# Your objective:
Check every line of the material below for the string "bits", and return the ones that have it.
** Begin Data excerpts **
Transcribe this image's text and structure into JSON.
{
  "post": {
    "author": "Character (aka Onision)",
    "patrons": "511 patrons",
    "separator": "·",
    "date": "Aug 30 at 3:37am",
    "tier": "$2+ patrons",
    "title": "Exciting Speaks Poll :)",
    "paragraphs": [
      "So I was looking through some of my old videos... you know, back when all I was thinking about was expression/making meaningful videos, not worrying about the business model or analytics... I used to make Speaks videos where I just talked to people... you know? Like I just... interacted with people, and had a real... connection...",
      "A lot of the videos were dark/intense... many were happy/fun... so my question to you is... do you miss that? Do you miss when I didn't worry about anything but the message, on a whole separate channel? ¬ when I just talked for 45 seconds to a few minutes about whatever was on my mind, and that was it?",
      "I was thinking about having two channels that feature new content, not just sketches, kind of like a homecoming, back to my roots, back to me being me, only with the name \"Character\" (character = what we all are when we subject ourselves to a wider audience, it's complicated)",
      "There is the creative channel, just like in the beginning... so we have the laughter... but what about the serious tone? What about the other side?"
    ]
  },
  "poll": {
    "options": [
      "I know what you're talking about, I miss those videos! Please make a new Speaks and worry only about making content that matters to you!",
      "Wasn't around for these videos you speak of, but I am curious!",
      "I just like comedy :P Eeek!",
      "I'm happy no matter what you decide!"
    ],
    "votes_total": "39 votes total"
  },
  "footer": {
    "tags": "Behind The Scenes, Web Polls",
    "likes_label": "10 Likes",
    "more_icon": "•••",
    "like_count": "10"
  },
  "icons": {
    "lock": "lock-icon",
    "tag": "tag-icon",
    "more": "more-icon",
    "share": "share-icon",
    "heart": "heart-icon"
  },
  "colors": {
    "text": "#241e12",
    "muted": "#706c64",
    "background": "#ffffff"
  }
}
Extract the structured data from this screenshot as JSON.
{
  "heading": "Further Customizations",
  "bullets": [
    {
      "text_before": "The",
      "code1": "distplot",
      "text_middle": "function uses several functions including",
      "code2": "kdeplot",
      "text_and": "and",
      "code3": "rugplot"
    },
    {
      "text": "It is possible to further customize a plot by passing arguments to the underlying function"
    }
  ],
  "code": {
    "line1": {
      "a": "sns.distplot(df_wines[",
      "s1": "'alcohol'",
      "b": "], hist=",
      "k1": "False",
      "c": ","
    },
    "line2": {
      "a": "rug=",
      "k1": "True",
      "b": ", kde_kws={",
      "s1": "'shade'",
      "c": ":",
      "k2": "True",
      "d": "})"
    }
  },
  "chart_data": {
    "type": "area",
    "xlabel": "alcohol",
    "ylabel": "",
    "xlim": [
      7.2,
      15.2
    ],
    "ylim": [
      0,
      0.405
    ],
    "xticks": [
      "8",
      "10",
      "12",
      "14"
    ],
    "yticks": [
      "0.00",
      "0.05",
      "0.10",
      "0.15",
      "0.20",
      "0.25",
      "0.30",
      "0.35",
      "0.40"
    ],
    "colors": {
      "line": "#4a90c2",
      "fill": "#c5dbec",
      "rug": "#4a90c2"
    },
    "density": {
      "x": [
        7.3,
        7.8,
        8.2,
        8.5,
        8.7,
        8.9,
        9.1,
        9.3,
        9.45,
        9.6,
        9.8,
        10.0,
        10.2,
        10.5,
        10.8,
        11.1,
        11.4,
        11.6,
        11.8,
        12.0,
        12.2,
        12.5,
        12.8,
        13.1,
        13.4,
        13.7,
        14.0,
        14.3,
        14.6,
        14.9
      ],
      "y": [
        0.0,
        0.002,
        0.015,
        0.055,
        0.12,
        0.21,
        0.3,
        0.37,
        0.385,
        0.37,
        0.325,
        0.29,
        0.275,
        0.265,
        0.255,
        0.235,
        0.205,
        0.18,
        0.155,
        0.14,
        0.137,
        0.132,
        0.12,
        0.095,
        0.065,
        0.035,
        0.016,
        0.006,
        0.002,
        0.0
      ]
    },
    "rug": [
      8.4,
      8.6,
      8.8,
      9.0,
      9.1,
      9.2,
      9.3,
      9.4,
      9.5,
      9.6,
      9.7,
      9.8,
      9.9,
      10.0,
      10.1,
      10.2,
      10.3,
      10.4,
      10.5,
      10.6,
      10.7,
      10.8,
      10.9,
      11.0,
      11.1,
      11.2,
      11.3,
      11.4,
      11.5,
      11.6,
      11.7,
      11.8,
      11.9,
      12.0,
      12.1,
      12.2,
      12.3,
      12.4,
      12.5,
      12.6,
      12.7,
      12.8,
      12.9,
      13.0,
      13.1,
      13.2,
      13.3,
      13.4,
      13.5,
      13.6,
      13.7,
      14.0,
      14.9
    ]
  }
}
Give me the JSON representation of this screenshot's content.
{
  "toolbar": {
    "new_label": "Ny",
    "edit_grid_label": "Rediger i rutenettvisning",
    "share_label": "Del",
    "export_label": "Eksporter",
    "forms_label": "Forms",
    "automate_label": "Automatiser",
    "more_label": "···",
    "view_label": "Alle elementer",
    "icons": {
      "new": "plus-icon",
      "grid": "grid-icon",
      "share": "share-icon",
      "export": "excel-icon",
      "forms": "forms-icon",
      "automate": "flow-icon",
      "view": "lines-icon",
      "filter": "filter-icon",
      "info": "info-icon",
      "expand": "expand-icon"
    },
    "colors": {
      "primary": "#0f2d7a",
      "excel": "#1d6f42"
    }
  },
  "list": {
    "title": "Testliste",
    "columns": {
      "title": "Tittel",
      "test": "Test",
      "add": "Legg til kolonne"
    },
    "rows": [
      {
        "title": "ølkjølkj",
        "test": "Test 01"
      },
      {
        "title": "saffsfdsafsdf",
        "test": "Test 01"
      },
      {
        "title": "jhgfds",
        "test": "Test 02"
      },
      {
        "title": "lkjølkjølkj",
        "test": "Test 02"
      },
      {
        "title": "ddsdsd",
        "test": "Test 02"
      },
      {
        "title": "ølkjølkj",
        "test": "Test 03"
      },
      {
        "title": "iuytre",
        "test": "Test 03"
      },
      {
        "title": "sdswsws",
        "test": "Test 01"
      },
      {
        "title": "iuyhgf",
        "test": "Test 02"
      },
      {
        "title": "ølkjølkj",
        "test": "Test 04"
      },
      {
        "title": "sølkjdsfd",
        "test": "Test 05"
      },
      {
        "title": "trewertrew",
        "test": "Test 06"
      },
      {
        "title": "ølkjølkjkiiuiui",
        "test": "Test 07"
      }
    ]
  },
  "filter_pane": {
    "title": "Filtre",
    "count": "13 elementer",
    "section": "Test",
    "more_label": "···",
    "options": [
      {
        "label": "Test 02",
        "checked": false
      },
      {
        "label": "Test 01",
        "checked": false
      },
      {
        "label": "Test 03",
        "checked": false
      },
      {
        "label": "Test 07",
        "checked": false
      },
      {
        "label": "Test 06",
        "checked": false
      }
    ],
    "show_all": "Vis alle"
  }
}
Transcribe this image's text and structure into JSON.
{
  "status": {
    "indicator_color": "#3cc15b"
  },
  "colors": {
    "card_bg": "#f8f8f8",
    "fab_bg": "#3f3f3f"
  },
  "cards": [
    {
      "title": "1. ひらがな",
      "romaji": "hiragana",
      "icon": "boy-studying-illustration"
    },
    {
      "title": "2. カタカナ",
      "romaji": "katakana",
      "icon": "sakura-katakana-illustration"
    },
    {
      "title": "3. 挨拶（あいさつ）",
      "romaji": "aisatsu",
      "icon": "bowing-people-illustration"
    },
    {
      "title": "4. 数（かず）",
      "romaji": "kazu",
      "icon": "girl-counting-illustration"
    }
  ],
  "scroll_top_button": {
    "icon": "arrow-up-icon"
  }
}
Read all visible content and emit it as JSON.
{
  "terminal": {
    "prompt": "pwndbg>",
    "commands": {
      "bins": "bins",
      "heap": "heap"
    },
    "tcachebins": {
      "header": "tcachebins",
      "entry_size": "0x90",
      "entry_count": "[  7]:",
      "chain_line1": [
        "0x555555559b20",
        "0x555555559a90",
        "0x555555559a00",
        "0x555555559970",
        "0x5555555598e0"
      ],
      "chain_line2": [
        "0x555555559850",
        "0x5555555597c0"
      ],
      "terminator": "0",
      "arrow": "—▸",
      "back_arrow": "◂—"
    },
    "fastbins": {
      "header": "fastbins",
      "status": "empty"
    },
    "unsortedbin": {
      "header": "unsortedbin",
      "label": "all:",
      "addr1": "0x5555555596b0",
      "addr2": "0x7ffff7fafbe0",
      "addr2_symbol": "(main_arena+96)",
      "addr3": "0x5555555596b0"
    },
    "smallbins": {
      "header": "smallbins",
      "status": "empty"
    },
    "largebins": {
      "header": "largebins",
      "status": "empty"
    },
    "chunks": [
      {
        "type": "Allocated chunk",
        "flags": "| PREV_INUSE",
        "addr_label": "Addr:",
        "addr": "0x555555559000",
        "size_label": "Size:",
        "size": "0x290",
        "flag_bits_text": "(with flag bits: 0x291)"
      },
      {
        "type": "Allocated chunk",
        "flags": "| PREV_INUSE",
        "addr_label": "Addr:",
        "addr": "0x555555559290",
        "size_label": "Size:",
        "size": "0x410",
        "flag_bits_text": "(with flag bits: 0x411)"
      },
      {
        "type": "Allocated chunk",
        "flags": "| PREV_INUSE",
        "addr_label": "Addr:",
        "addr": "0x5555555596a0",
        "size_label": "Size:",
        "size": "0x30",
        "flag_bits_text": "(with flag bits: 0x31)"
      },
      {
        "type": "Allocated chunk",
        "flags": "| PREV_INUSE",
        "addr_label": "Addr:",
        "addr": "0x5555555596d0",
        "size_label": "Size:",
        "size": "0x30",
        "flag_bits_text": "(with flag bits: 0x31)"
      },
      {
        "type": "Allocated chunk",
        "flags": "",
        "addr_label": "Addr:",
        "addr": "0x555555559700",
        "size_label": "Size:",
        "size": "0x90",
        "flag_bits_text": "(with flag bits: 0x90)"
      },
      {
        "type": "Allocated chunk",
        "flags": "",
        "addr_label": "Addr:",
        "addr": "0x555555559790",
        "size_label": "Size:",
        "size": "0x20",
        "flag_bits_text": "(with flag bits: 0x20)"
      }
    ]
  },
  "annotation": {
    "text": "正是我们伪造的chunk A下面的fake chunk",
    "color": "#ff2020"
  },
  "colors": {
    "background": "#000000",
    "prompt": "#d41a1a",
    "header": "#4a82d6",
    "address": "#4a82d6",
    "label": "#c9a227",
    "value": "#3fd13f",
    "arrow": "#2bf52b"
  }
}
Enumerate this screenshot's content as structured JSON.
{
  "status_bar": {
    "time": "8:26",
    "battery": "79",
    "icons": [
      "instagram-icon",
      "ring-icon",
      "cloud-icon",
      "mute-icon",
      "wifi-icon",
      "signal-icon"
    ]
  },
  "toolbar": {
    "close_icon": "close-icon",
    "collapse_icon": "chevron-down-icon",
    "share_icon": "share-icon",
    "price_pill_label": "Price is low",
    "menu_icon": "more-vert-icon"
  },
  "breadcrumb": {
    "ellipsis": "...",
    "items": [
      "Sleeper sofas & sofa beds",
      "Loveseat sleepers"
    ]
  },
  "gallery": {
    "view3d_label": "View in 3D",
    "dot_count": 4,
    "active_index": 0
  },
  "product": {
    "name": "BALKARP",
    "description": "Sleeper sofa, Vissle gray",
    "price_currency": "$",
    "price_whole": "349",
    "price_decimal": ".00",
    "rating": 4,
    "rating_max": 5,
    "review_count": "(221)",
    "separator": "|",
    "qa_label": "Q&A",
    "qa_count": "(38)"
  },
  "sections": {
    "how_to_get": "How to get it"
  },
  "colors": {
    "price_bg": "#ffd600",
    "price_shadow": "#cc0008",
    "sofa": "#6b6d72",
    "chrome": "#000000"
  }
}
** End Data excerpts **
# Full answer:
        "flag_bits_text": "(with flag bits: 0x291)"
        "flag_bits_text": "(with flag bits: 0x411)"
        "flag_bits_text": "(with flag bits: 0x31)"
        "flag_bits_text": "(with flag bits: 0x31)"
        "flag_bits_text": "(with flag bits: 0x90)"
        "flag_bits_text": "(with flag bits: 0x20)"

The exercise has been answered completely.